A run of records
========================================

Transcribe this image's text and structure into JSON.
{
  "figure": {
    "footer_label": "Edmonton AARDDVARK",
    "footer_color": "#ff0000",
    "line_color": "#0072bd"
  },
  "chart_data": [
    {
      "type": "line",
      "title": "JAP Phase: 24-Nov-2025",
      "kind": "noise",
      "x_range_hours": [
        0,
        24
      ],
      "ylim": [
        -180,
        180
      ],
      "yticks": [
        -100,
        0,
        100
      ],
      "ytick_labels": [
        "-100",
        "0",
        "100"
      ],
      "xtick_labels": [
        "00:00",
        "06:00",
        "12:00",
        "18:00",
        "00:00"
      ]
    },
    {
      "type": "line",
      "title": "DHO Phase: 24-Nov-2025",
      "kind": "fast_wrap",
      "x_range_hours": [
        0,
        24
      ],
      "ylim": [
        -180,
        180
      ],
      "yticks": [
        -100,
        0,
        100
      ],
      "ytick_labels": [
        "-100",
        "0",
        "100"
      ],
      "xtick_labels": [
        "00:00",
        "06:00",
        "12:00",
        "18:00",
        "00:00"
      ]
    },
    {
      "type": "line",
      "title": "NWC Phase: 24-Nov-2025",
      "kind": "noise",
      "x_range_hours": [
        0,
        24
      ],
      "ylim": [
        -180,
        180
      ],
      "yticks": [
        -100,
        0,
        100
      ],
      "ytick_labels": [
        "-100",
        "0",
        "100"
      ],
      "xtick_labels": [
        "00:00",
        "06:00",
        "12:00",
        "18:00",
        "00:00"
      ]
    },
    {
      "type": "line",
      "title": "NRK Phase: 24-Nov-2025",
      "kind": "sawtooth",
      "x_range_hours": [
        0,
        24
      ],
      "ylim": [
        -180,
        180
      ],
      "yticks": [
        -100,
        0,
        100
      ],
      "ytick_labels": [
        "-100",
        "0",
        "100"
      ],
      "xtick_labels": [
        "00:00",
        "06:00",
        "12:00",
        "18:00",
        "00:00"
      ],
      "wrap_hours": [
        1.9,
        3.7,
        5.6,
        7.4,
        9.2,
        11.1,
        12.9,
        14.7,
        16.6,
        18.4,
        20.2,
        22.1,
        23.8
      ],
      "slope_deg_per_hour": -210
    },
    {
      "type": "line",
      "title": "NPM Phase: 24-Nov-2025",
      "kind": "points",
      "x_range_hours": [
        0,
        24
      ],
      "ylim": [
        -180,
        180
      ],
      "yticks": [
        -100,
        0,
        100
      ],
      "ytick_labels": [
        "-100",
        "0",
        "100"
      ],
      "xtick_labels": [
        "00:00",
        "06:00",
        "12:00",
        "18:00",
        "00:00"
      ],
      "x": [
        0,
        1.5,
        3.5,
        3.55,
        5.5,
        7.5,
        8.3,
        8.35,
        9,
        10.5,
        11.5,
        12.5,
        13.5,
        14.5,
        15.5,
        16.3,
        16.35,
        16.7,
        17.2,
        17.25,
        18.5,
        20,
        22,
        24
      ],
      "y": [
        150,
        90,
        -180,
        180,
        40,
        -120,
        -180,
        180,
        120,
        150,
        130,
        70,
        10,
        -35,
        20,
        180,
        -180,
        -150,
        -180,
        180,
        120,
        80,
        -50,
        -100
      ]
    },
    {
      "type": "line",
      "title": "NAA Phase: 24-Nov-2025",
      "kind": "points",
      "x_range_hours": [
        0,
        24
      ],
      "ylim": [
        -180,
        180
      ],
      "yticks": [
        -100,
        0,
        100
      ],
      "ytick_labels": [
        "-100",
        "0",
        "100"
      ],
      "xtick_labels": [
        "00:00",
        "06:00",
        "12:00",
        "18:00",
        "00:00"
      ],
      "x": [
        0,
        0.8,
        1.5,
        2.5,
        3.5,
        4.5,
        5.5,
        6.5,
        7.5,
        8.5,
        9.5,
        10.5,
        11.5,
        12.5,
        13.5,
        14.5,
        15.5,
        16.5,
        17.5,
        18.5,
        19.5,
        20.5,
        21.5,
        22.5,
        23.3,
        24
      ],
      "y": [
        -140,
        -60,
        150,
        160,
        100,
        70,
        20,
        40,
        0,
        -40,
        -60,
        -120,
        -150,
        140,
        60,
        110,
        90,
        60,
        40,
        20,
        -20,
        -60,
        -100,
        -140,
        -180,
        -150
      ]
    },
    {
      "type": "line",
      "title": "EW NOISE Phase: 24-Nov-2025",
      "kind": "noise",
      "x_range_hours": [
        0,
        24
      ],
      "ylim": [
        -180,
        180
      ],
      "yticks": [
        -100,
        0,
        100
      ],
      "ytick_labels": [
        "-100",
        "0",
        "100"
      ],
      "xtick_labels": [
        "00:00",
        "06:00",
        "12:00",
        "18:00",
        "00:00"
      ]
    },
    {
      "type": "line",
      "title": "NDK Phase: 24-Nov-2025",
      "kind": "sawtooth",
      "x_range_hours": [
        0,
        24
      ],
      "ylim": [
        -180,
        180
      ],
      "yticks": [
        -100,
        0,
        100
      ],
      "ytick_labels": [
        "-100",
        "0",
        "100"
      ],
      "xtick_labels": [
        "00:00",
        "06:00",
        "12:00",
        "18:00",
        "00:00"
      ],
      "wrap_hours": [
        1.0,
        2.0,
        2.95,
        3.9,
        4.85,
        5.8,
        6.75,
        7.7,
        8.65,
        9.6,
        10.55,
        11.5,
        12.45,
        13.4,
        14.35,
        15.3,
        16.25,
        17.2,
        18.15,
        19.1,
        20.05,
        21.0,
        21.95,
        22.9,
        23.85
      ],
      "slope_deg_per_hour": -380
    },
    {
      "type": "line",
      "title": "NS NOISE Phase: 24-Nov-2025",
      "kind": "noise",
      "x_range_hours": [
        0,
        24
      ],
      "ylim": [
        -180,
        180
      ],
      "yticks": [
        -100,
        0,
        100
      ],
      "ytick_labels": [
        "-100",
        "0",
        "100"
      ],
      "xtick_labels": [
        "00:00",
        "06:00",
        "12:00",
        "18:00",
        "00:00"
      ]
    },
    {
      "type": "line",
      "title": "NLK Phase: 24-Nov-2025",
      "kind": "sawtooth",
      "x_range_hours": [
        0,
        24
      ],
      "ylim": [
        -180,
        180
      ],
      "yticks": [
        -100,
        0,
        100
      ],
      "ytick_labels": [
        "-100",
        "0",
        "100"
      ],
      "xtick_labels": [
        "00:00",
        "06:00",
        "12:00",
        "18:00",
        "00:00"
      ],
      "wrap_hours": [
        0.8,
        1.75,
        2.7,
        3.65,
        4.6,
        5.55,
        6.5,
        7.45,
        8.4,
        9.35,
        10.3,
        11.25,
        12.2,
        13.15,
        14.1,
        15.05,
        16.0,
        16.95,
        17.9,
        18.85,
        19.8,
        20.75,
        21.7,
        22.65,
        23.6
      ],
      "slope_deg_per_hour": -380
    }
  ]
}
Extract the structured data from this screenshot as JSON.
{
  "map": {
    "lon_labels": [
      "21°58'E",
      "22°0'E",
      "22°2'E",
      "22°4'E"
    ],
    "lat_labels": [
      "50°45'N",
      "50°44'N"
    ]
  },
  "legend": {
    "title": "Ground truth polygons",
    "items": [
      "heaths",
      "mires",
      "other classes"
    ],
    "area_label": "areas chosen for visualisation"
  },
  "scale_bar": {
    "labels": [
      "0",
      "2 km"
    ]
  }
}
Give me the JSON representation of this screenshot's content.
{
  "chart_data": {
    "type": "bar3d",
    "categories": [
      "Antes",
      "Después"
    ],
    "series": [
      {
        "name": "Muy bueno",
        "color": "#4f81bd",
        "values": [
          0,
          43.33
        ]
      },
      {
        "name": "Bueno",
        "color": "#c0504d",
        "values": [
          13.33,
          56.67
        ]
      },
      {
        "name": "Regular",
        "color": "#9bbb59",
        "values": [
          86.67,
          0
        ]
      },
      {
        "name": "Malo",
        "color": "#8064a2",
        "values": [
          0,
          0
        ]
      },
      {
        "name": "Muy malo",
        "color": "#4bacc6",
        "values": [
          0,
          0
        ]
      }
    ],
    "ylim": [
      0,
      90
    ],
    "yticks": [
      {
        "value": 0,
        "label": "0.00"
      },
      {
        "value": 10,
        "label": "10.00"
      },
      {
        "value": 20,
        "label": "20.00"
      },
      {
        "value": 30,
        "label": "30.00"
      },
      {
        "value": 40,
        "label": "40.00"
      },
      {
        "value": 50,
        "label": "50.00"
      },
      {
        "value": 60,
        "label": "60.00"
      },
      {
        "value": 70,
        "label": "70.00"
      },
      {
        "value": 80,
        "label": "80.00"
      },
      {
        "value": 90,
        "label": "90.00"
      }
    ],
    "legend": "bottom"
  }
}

========================================

Goal
Copy all lines above containing the string "Phase".

Result of this task
      "title": "JAP Phase: 24-Nov-2025",
      "title": "DHO Phase: 24-Nov-2025",
      "title": "NWC Phase: 24-Nov-2025",
      "title": "NRK Phase: 24-Nov-2025",
      "title": "NPM Phase: 24-Nov-2025",
      "title": "NAA Phase: 24-Nov-2025",
      "title": "EW NOISE Phase: 24-Nov-2025",
      "title": "NDK Phase: 24-Nov-2025",
      "title": "NS NOISE Phase: 24-Nov-2025",
      "title": "NLK Phase: 24-Nov-2025",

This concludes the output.